[Stored records]
________________________________________

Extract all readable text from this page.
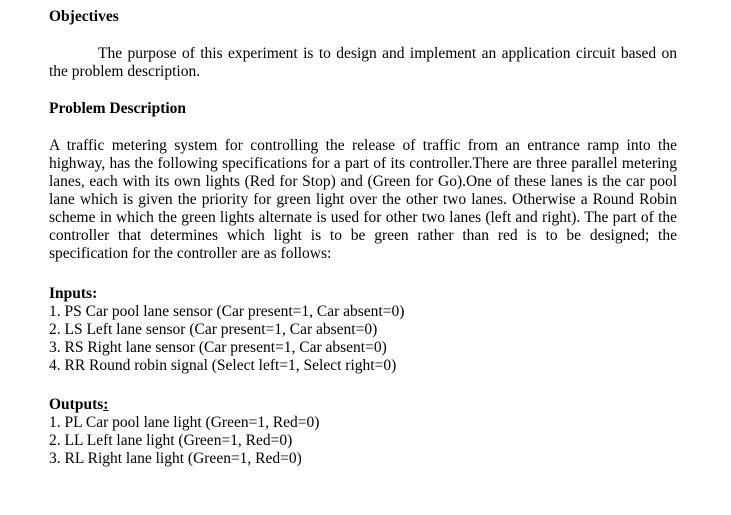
Objectives

The purpose of this experiment is to design and implement an application circuit based on the problem description.

Problem Description

A traffic metering system for controlling the release of traffic from an entrance ramp into the highway, has the following specifications for a part of its controller.There are three parallel metering lanes, each with its own lights (Red for Stop) and (Green for Go).One of these lanes is the car pool lane which is given the priority for green light over the other two lanes. Otherwise a Round Robin scheme in which the green lights alternate is used for other two lanes (left and right). The part of the controller that determines which light is to be green rather than red is to be designed; the specification for the controller are as follows:

Inputs:
1. PS Car pool lane sensor (Car present=1, Car absent=0)
2. LS Left lane sensor (Car present=1, Car absent=0)
3. RS Right lane sensor (Car present=1, Car absent=0)
4. RR Round robin signal (Select left=1, Select right=0)
Outputs:
1. PL Car pool lane light (Green=1, Red=0)
2. LL Left lane light (Green=1, Red=0)
3. RL Right lane light (Green=1, Red=0)
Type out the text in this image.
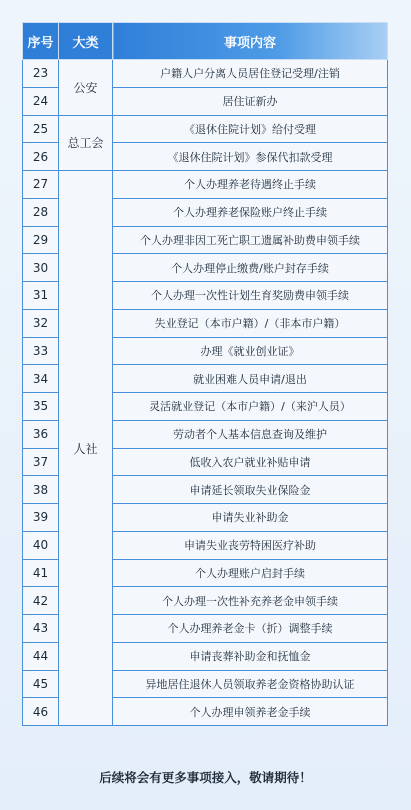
序号	大类	事项内容
23	公安	户籍人户分离人员居住登记受理/注销
24		居住证新办
25	总工会	《退休住院计划》给付受理
26		《退休住院计划》参保代扣款受理
27	人社	个人办理养老待遇终止手续
28		个人办理养老保险账户终止手续
29		个人办理非因工死亡职工遗属补助费申领手续
30		个人办理停止缴费/账户封存手续
31		个人办理一次性计划生育奖励费申领手续
32		失业登记（本市户籍）/（非本市户籍）
33		办理《就业创业证》
34		就业困难人员申请/退出
35		灵活就业登记（本市户籍）/（来沪人员）
36		劳动者个人基本信息查询及维护
37		低收入农户就业补贴申请
38		申请延长领取失业保险金
39		申请失业补助金
40		申请失业丧劳特困医疗补助
41		个人办理账户启封手续
42		个人办理一次性补充养老金申领手续
43		个人办理养老金卡（折）调整手续
44		申请丧葬补助金和抚恤金
45		异地居住退休人员领取养老金资格协助认证
46		个人办理申领养老金手续
后续将会有更多事项接入，敬请期待！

________________________________________

> _Problem requirements_
Pull out all lines of the data with the string "本市户籍".

> _Answer in full_
32		失业登记（本市户籍）/（非本市户籍）
35		灵活就业登记（本市户籍）/（来沪人员）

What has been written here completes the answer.